** START OF Material **
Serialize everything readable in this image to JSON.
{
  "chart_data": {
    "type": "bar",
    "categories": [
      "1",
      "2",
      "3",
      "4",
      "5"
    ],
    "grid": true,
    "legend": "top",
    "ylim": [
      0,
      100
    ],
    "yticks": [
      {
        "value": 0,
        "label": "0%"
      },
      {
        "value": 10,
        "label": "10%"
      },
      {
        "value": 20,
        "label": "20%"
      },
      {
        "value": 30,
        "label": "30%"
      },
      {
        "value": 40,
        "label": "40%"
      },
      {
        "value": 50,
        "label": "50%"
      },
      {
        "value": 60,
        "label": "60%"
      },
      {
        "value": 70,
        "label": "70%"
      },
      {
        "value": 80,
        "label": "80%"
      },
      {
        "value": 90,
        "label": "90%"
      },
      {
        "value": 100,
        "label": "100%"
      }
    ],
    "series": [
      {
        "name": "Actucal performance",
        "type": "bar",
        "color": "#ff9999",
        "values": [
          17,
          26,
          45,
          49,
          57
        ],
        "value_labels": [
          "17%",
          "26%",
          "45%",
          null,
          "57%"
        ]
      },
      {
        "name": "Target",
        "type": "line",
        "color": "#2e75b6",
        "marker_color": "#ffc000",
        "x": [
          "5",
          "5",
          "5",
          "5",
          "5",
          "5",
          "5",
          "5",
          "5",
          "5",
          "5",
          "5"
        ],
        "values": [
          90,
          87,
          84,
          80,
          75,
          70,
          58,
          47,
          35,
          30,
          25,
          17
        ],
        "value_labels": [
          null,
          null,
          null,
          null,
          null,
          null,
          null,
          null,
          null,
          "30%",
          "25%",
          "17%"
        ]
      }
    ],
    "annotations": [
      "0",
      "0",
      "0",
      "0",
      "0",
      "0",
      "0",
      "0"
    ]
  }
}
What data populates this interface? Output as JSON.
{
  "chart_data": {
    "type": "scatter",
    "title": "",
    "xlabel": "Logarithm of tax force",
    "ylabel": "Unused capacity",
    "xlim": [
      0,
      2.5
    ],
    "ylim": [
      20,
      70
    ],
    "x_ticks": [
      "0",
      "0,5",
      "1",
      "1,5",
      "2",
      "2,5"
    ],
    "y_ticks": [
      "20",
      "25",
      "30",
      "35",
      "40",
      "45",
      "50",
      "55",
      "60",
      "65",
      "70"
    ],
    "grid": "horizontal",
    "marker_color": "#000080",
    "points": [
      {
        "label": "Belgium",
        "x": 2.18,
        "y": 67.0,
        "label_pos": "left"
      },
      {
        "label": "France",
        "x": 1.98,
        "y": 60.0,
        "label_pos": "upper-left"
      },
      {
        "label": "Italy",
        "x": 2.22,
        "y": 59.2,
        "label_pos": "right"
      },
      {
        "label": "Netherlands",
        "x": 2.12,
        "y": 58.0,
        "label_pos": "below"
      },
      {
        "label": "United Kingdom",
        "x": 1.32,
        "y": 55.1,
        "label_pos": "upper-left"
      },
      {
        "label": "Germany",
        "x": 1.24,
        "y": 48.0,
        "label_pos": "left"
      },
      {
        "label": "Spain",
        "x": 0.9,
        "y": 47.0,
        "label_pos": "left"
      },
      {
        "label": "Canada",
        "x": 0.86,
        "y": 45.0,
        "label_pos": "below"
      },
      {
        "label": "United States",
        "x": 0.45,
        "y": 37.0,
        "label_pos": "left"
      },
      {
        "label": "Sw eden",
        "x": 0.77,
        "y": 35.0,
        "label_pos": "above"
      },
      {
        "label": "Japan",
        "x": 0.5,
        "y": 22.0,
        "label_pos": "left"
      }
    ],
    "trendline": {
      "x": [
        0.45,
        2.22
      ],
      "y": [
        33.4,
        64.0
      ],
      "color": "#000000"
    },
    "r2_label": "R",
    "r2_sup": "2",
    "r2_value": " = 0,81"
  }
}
** END OF Material **
_Requirements_
Transcribe all lines as written.

_Response below_
Serialize everything readable in this image to JSON.
{
  "chart_data": {
    "type": "bar",
    "categories": [
      "1",
      "2",
      "3",
      "4",
      "5"
    ],
    "grid": true,
    "legend": "top",
    "ylim": [
      0,
      100
    ],
    "yticks": [
      {
        "value": 0,
        "label": "0%"
      },
      {
        "value": 10,
        "label": "10%"
      },
      {
        "value": 20,
        "label": "20%"
      },
      {
        "value": 30,
        "label": "30%"
      },
      {
        "value": 40,
        "label": "40%"
      },
      {
        "value": 50,
        "label": "50%"
      },
      {
        "value": 60,
        "label": "60%"
      },
      {
        "value": 70,
        "label": "70%"
      },
      {
        "value": 80,
        "label": "80%"
      },
      {
        "value": 90,
        "label": "90%"
      },
      {
        "value": 100,
        "label": "100%"
      }
    ],
    "series": [
      {
        "name": "Actucal performance",
        "type": "bar",
        "color": "#ff9999",
        "values": [
          17,
          26,
          45,
          49,
          57
        ],
        "value_labels": [
          "17%",
          "26%",
          "45%",
          null,
          "57%"
        ]
      },
      {
        "name": "Target",
        "type": "line",
        "color": "#2e75b6",
        "marker_color": "#ffc000",
        "x": [
          "5",
          "5",
          "5",
          "5",
          "5",
          "5",
          "5",
          "5",
          "5",
          "5",
          "5",
          "5"
        ],
        "values": [
          90,
          87,
          84,
          80,
          75,
          70,
          58,
          47,
          35,
          30,
          25,
          17
        ],
        "value_labels": [
          null,
          null,
          null,
          null,
          null,
          null,
          null,
          null,
          null,
          "30%",
          "25%",
          "17%"
        ]
      }
    ],
    "annotations": [
      "0",
      "0",
      "0",
      "0",
      "0",
      "0",
      "0",
      "0"
    ]
  }
}
What data populates this interface? Output as JSON.
{
  "chart_data": {
    "type": "scatter",
    "title": "",
    "xlabel": "Logarithm of tax force",
    "ylabel": "Unused capacity",
    "xlim": [
      0,
      2.5
    ],
    "ylim": [
      20,
      70
    ],
    "x_ticks": [
      "0",
      "0,5",
      "1",
      "1,5",
      "2",
      "2,5"
    ],
    "y_ticks": [
      "20",
      "25",
      "30",
      "35",
      "40",
      "45",
      "50",
      "55",
      "60",
      "65",
      "70"
    ],
    "grid": "horizontal",
    "marker_color": "#000080",
    "points": [
      {
        "label": "Belgium",
        "x": 2.18,
        "y": 67.0,
        "label_pos": "left"
      },
      {
        "label": "France",
        "x": 1.98,
        "y": 60.0,
        "label_pos": "upper-left"
      },
      {
        "label": "Italy",
        "x": 2.22,
        "y": 59.2,
        "label_pos": "right"
      },
      {
        "label": "Netherlands",
        "x": 2.12,
        "y": 58.0,
        "label_pos": "below"
      },
      {
        "label": "United Kingdom",
        "x": 1.32,
        "y": 55.1,
        "label_pos": "upper-left"
      },
      {
        "label": "Germany",
        "x": 1.24,
        "y": 48.0,
        "label_pos": "left"
      },
      {
        "label": "Spain",
        "x": 0.9,
        "y": 47.0,
        "label_pos": "left"
      },
      {
        "label": "Canada",
        "x": 0.86,
        "y": 45.0,
        "label_pos": "below"
      },
      {
        "label": "United States",
        "x": 0.45,
        "y": 37.0,
        "label_pos": "left"
      },
      {
        "label": "Sw eden",
        "x": 0.77,
        "y": 35.0,
        "label_pos": "above"
      },
      {
        "label": "Japan",
        "x": 0.5,
        "y": 22.0,
        "label_pos": "left"
      }
    ],
    "trendline": {
      "x": [
        0.45,
        2.22
      ],
      "y": [
        33.4,
        64.0
      ],
      "color": "#000000"
    },
    "r2_label": "R",
    "r2_sup": "2",
    "r2_value": " = 0,81"
  }
}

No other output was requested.